**Dokumenttext**:
+++++

Dann zehn Minuten small-talk uebers Wetter oder wahlweise, wenn im Stau, ueber den Verkehr.

Nach Erreichen des Fahrtziels schliesst sich etwa jedes fuenfte Mal folgende Szene an:

ich (krame mein Portemonnaie heraus): Sie koennen anhalten. Danke sehr.
er (sieht, dass ich die Scheine abzaehle): Nein, kein Geld. Sie sind unser Gast. Deutsche Menschen sind gute Menschen.

Klassische Restaurantszene

er: Was moechten Sie essen?
ich: Einmal Shami Kebab und eine Seven Up.
er: OK.

Fuenf Minuten spaeter:

er: Seven Up oder Pepsi? Ich habe es vergessen.
ich: Seven Up, bitte.

Fuenf Minuten spaeter bekomme ich eine Miranda.

Es gibt leider keine Struktur im Chaos des Softdrinks-Ausschanks, sodass ich mich darauf einstellen koennte, bei Bestellung einer Pepsi immer eine Seven Up zu bekommen etc. Die Essensbestellung wird aber seltsamerweise nie vertauscht. Und mir ist es auch egal, was ich trinke, ist nur jedes Mal wieder lustig, ein kleines Ratespiel. (Christian: wenn Du kommst, koennen wir jedes Mal wetten und wer gewinnt, muss sein Essen nicht bezahlen!)

Nicht so lustig ist die

Klassische afghanische Lebensgeschichte,

hier am Beispiel eines Lehrers aus meinem Kollegium, der mir seine erzaehlt hat:

Vor dem Krieg (also Ende der Siebziger) gluecklich in Kabul aufgewachsen. Waehrend des Kriegs beide Eltern verloren. Dann mit dem Rest der Familie fuer eine kurze Zeit nach Pakistan geflohen. Schon waehrend der Talibanzeit Rueckkehr nach Kabul. Mit Vollbart und Gebetskaeppchen. Nach dem Sturz der Taliban glattrasiert. Jetzt in Jeans und T-Shirt. Arbeitet fuer 50 USD monatlich an der Uni. Nachmittags Arbeit als Schneider. Der Verdienst muss fuer die gesamte uebrig gebliebene Grossfamilie reichen (also inkl. Grosseltern). Dazu offensichtlich vom Krieg traumatisiert.

+++++

**Aufgaben**:
(1) Wie viel verdient der Lehrer laut dem Text über Alltagsszenen in Afghanistan monatlich an der Uni?
(2) Schreibe den Text über Alltagsszenen in Afghanistan nach seinem letzten Satz weiter.

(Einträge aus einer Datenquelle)
+++++

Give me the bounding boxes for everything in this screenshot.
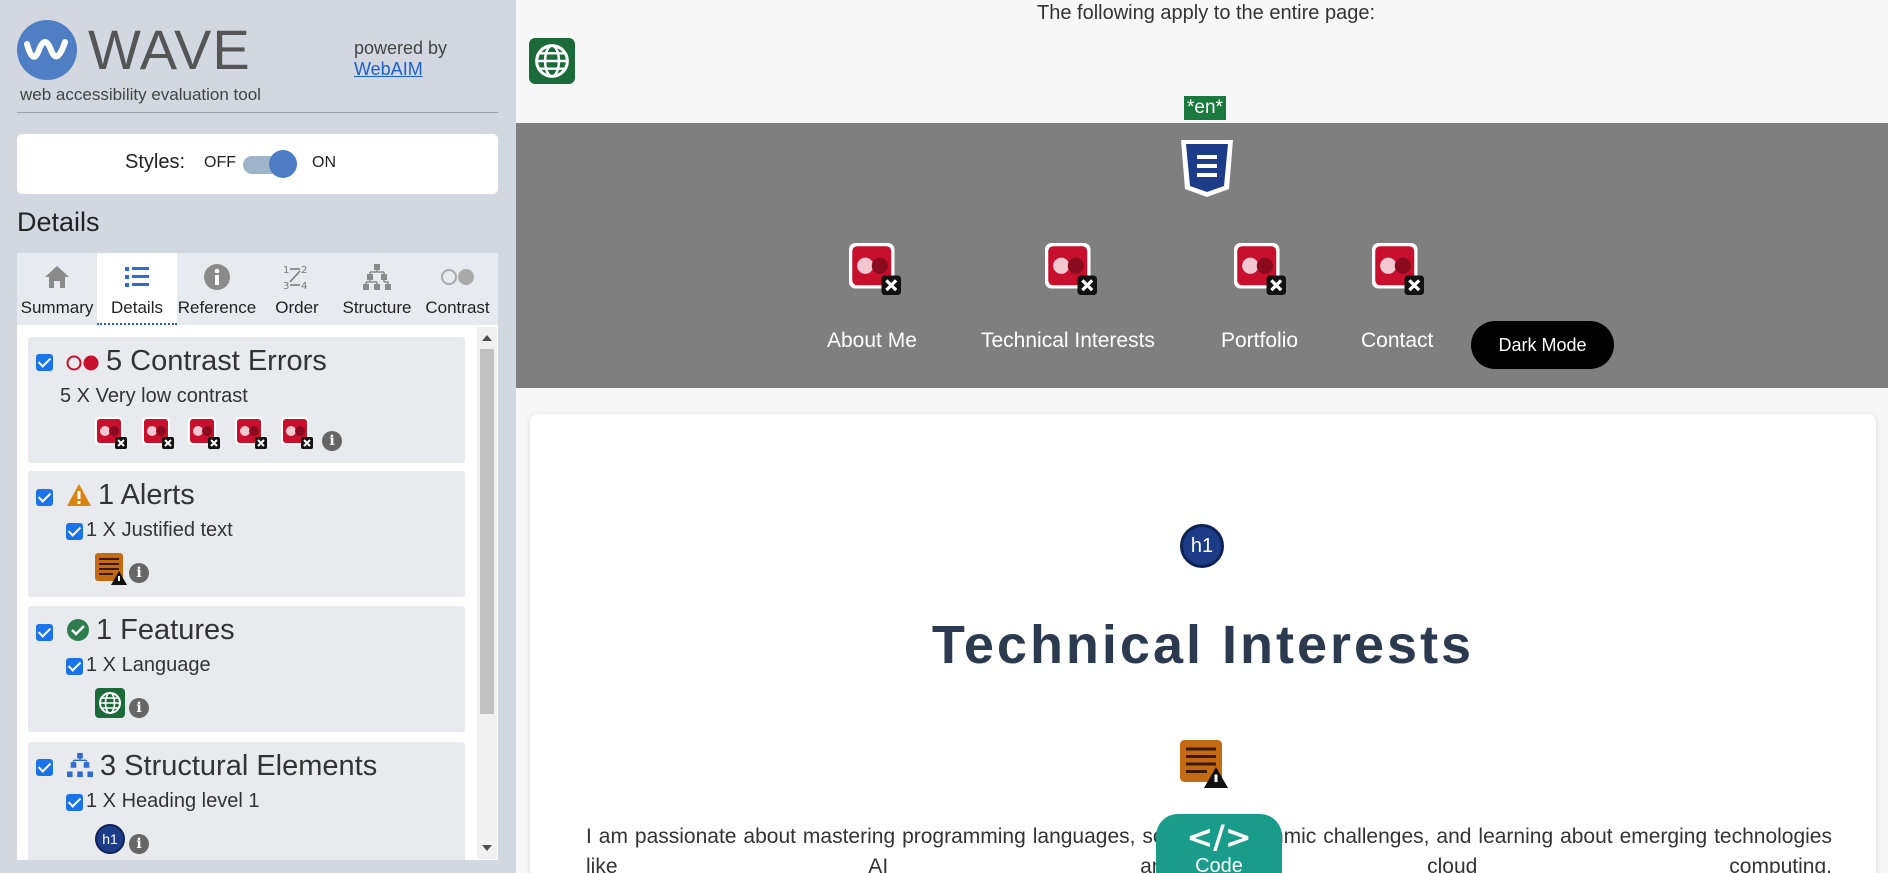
features-checkbox[interactable] (36, 624, 53, 641)
home-icon (17, 262, 97, 292)
alerts-info-icon[interactable]: i (129, 563, 149, 583)
contrast-error-icon[interactable] (95, 417, 127, 449)
styles-label: Styles: (125, 151, 186, 173)
nav-contrast-error-icon[interactable] (1234, 243, 1286, 300)
contrast-error-icon[interactable] (234, 417, 267, 449)
alerts-checkbox[interactable] (36, 489, 53, 506)
nav-portfolio[interactable]: Portfolio (1221, 329, 1298, 353)
tab-label: Details (111, 298, 163, 317)
list-icon (97, 262, 177, 292)
scroll-up-icon[interactable] (482, 335, 492, 341)
svg-text:3: 3 (283, 281, 289, 292)
contrast-icon (417, 262, 498, 292)
alert-warning-icon (67, 484, 91, 506)
structure-title: 3 Structural Elements (100, 750, 378, 782)
svg-text:1: 1 (283, 265, 289, 276)
contrast-errors-item: 5 X Very low contrast (60, 385, 248, 407)
page-language-globe-icon[interactable] (529, 38, 575, 84)
tab-structure[interactable]: Structure (337, 253, 417, 325)
nav-contrast-error-icon[interactable] (1045, 243, 1097, 300)
contrast-info-icon[interactable]: i (322, 431, 342, 451)
nav-contrast-error-icon[interactable] (1372, 243, 1424, 300)
tab-label: Structure (342, 298, 412, 317)
info-icon (177, 262, 257, 292)
nav-technical-interests[interactable]: Technical Interests (981, 329, 1155, 353)
contrast-errors-card: 5 Contrast Errors 5 X Very low contrast … (28, 337, 465, 463)
tab-order[interactable]: 1 2 3 4 Order (257, 253, 337, 325)
order-icon: 1 2 3 4 (257, 262, 337, 292)
alerts-title: 1 Alerts (98, 479, 195, 511)
scroll-thumb[interactable] (480, 349, 494, 714)
heading-h1-icon[interactable]: h1 (95, 824, 125, 854)
structure-icon (337, 262, 417, 292)
justified-text-icon[interactable] (95, 553, 127, 585)
justified-text-alert-icon[interactable] (1180, 740, 1228, 788)
structure-item: 1 X Heading level 1 (86, 790, 260, 812)
wave-subtitle: web accessibility evaluation tool (20, 85, 261, 104)
css-stylesheet-icon[interactable] (1178, 137, 1236, 199)
details-tabs: Summary Details Reference 1 2 3 4 Order Str… (17, 253, 498, 325)
svg-text:2: 2 (301, 265, 307, 276)
contrast-errors-checkbox[interactable] (36, 354, 53, 371)
features-info-icon[interactable]: i (129, 698, 149, 718)
features-title: 1 Features (96, 614, 235, 646)
justified-text-checkbox[interactable] (66, 523, 83, 540)
h1-marker-icon[interactable]: h1 (1180, 524, 1224, 568)
structure-checkbox[interactable] (36, 759, 53, 776)
powered-by-label: powered by (354, 38, 448, 58)
tab-label: Contrast (425, 298, 490, 317)
details-heading: Details (17, 207, 100, 237)
contrast-errors-icon (66, 355, 99, 371)
heading-level-checkbox[interactable] (66, 794, 83, 811)
contrast-error-icon[interactable] (281, 417, 313, 449)
language-globe-icon[interactable] (95, 688, 125, 718)
contrast-error-icon[interactable] (141, 417, 174, 449)
alerts-card: 1 Alerts 1 X Justified text i (28, 471, 465, 597)
nav-contact[interactable]: Contact (1361, 329, 1433, 353)
wave-logo-icon (17, 20, 77, 80)
language-badge: *en* (1184, 96, 1226, 120)
styles-toggle-knob[interactable] (269, 150, 297, 178)
alerts-item: 1 X Justified text (86, 519, 233, 541)
language-checkbox[interactable] (66, 658, 83, 675)
structure-info-icon[interactable]: i (129, 834, 149, 854)
features-item: 1 X Language (86, 654, 211, 676)
nav-about-me[interactable]: About Me (827, 329, 917, 353)
toggle-on-label: ON (312, 154, 336, 171)
content-card: h1 Technical Interests I am passionate a… (530, 414, 1876, 873)
code-label: Code (1195, 855, 1243, 873)
scroll-down-icon[interactable] (482, 845, 492, 851)
tab-label: Summary (20, 298, 94, 317)
wave-sidebar: WAVE web accessibility evaluation tool p… (0, 0, 516, 873)
structure-card: 3 Structural Elements 1 X Heading level … (28, 742, 465, 860)
styles-toggle-box: Styles: OFF ON (17, 134, 498, 194)
tab-contrast[interactable]: Contrast (417, 253, 498, 325)
structure-elements-icon (67, 752, 93, 778)
details-scrollbar[interactable] (477, 327, 497, 859)
features-card: 1 Features 1 X Language i (28, 606, 465, 732)
page-wide-note: The following apply to the entire page: (1037, 2, 1375, 24)
nav-contrast-error-icon[interactable] (849, 243, 901, 300)
tab-reference[interactable]: Reference (177, 253, 257, 325)
tab-summary[interactable]: Summary (17, 253, 97, 325)
code-icon: </> (1186, 818, 1252, 856)
tab-label: Reference (177, 298, 257, 317)
tab-details[interactable]: Details (97, 253, 177, 325)
tab-label: Order (275, 298, 319, 317)
evaluated-page: The following apply to the entire page: … (516, 0, 1888, 873)
code-toggle-button[interactable]: </> Code (1156, 814, 1282, 873)
wave-logo-text: WAVE (88, 18, 251, 81)
feature-check-icon (67, 619, 89, 641)
toggle-off-label: OFF (204, 154, 236, 171)
dark-mode-button[interactable]: Dark Mode (1471, 321, 1614, 369)
contrast-errors-title: 5 Contrast Errors (106, 345, 327, 377)
powered-by: powered by WebAIM (354, 38, 447, 80)
svg-text:4: 4 (301, 281, 307, 292)
divider (17, 112, 498, 113)
webaim-link[interactable]: WebAIM (354, 59, 423, 79)
site-header: About Me Technical Interests Portfolio C… (516, 123, 1888, 388)
details-panel: 5 Contrast Errors 5 X Very low contrast … (17, 325, 498, 860)
page-heading: Technical Interests (931, 615, 1475, 675)
contrast-error-icon[interactable] (188, 417, 220, 449)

+++++

**Schriftliche Antworten**:
(1) 50 USD im Monat.

(2)
Trotz dieser riesigen Probleme, die, wie gesagt, nicht im Einzelfall, sondern auf breitester Basis zu finden sind, treffe ich erstaunlich wenige Menschen, die in den Westen ziehen wollen (viel weniger als im Iran etwa). Es herrscht der Wille vor, das Land wiederaufzubauen, dementsprechend gibt es sogar einige Remigranten aus westlichen Laendern.

Inzwischen sind meine Tage vollkommen ausgefuellt mit der Arbeit an der Universitaet und den abendlichen Renovierungsarbeiten in meiner neuen Bleibe. Bin letzte Woche mit H. zusammengezogen, einem deutschen Entwicklungshelfer. Unser Haus liegt in einem Vorort Kabuls, komme deshalb nicht mehr so haeufig ins Netz wie zuvor, allerdings morgens weitaus schneller zur Uni.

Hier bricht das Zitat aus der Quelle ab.